═════ Text

Guy Farley (born 5 February 1963) is a British musician and composer based in Battersea, south London.

Farley is a film composer whose work includes orchestral scores, world music, contemporary sound design and has also collaborated with pop artists and producers.

Recent works by Farley include Downfall (2015), A Good American (2015), and Exodus to Shanghai (2015). His most famous works include soundtracks to: Modigliani (2004), Wake of Death (2004), Cashback (2006), The Flock (2007) and Land of the Blind (2006). Farley has an extensive list of other films, television series and documentaries  that he has composed music for.

Career
Farley started his career as a musician, composer and conductor in the early 1980s. His first significant credits in the film industry saw him work on the sound for the horror film ‘The Gardener’ (1998), followed by ‘Darkness Falls’ (1999) and then ‘Sorted’ in the year 2000.  During this time he also worked on the music for several documentaries. Over the next 10 years, as well as working on a number of other films, he also worked on and in some cases was the sole composer for several feature films, television films, and documentaries. He also, however, worked with a number of popular music acts, including the Sugababes, Leona Lewis, Duran Duran, and the Appletons among others.

══════════

_Written instruction 1:_
Transcribe the stretch of the Guy Farley biography from "Farley is a" through "composed music for.".

═════ Records supplied

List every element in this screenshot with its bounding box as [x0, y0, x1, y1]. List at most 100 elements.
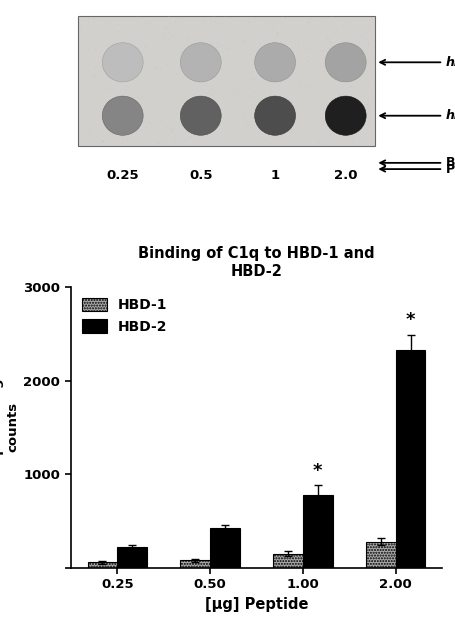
Point: [196, 109, 203, 119]
Point: [293, 140, 300, 150]
Point: [363, 100, 370, 110]
Point: [354, 52, 361, 62]
Point: [305, 45, 312, 55]
Point: [167, 39, 174, 49]
Point: [118, 44, 125, 54]
Point: [362, 13, 369, 23]
Point: [247, 127, 254, 137]
Point: [310, 109, 318, 119]
Point: [142, 41, 149, 51]
Point: [327, 76, 334, 85]
Point: [158, 21, 166, 31]
Point: [106, 27, 113, 37]
Point: [185, 124, 192, 134]
Point: [250, 133, 257, 143]
Point: [238, 47, 246, 57]
Point: [224, 32, 231, 42]
Point: [281, 75, 288, 85]
Point: [334, 62, 341, 72]
Point: [183, 34, 190, 44]
Point: [111, 100, 118, 110]
Point: [280, 89, 288, 99]
Point: [359, 76, 366, 86]
Point: [189, 140, 197, 150]
Point: [106, 108, 113, 118]
Point: [206, 104, 213, 114]
Point: [270, 20, 277, 30]
Point: [96, 121, 103, 131]
Point: [79, 106, 86, 116]
Point: [106, 52, 114, 62]
Point: [212, 56, 219, 66]
Point: [134, 53, 142, 63]
Point: [197, 52, 204, 62]
Point: [152, 63, 159, 73]
Point: [321, 37, 329, 47]
Point: [101, 96, 108, 106]
Point: [83, 97, 90, 107]
Point: [304, 17, 311, 27]
Point: [365, 115, 372, 125]
Point: [312, 89, 319, 99]
Point: [324, 43, 332, 53]
Point: [346, 122, 354, 132]
Point: [85, 44, 92, 54]
Point: [332, 115, 339, 125]
Point: [109, 56, 116, 66]
Point: [213, 135, 221, 145]
Point: [368, 95, 375, 105]
Point: [110, 84, 117, 94]
Point: [82, 64, 89, 74]
Point: [295, 21, 303, 31]
Point: [150, 31, 157, 41]
Point: [312, 118, 319, 128]
Point: [263, 60, 271, 70]
Point: [91, 44, 98, 54]
Point: [81, 32, 88, 42]
Point: [342, 79, 349, 89]
Text: 0.25: 0.25: [106, 169, 139, 182]
Point: [300, 108, 308, 118]
Point: [136, 100, 144, 110]
Point: [339, 108, 346, 118]
Point: [204, 45, 211, 55]
Point: [113, 51, 121, 61]
Point: [113, 53, 120, 63]
Point: [283, 112, 290, 122]
Point: [337, 97, 344, 107]
Point: [327, 129, 334, 139]
Point: [229, 123, 236, 133]
Point: [104, 128, 111, 138]
Point: [189, 129, 197, 139]
Point: [329, 42, 337, 52]
Point: [99, 136, 106, 146]
Point: [313, 29, 320, 39]
Point: [102, 16, 110, 26]
Point: [182, 44, 189, 54]
Point: [276, 47, 283, 57]
Point: [312, 41, 319, 51]
Point: [173, 69, 181, 79]
Point: [278, 123, 285, 133]
Point: [349, 139, 356, 149]
Point: [127, 39, 134, 49]
Point: [167, 12, 174, 22]
Point: [212, 19, 220, 29]
Point: [134, 57, 142, 67]
Point: [160, 46, 167, 56]
Point: [81, 56, 89, 66]
Point: [106, 47, 113, 57]
Point: [165, 35, 172, 45]
Point: [86, 123, 93, 133]
Text: 0.5: 0.5: [188, 169, 212, 182]
Point: [162, 140, 169, 150]
Point: [88, 30, 95, 40]
Point: [203, 61, 211, 71]
Point: [87, 88, 95, 98]
Point: [144, 50, 151, 60]
Point: [323, 33, 330, 43]
Point: [128, 129, 135, 139]
Point: [131, 123, 138, 133]
Point: [313, 67, 320, 77]
Bar: [365, 542, 395, 568]
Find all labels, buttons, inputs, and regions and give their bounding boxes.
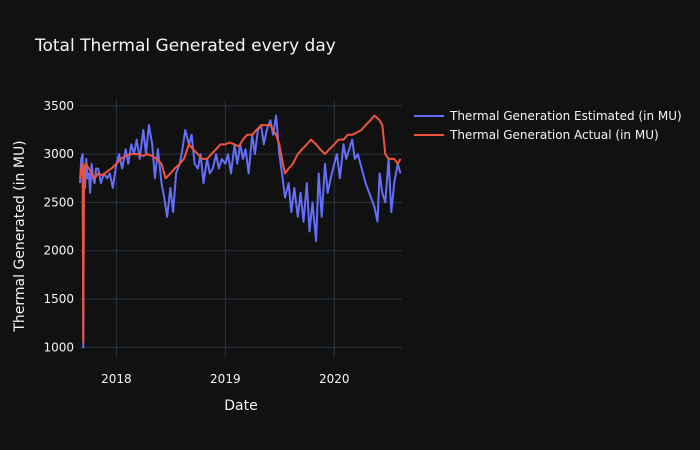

══════════

_Written instruction 2:_
In the records, restate word for word the stretch from the line containing "Point: [196, 109, 203, 119]" through the line containing "Point: [158, 21, 166, 31]".

_Task response 1:_
Farley is a film composer whose work includes orchestral scores, world music, contemporary sound design and has also collaborated with pop artists and producers.

Recent works by Farley include Downfall (2015), A Good American (2015), and Exodus to Shanghai (2015). His most famous works include soundtracks to: Modigliani (2004), Wake of Death (2004), Cashback (2006), The Flock (2007) and Land of the Blind (2006). Farley has an extensive list of other films, television series and documentaries  that he has composed music for.

_Task response 2:_
Point: [196, 109, 203, 119]
Point: [293, 140, 300, 150]
Point: [363, 100, 370, 110]
Point: [354, 52, 361, 62]
Point: [305, 45, 312, 55]
Point: [167, 39, 174, 49]
Point: [118, 44, 125, 54]
Point: [362, 13, 369, 23]
Point: [247, 127, 254, 137]
Point: [310, 109, 318, 119]
Point: [142, 41, 149, 51]
Point: [327, 76, 334, 85]
Point: [158, 21, 166, 31]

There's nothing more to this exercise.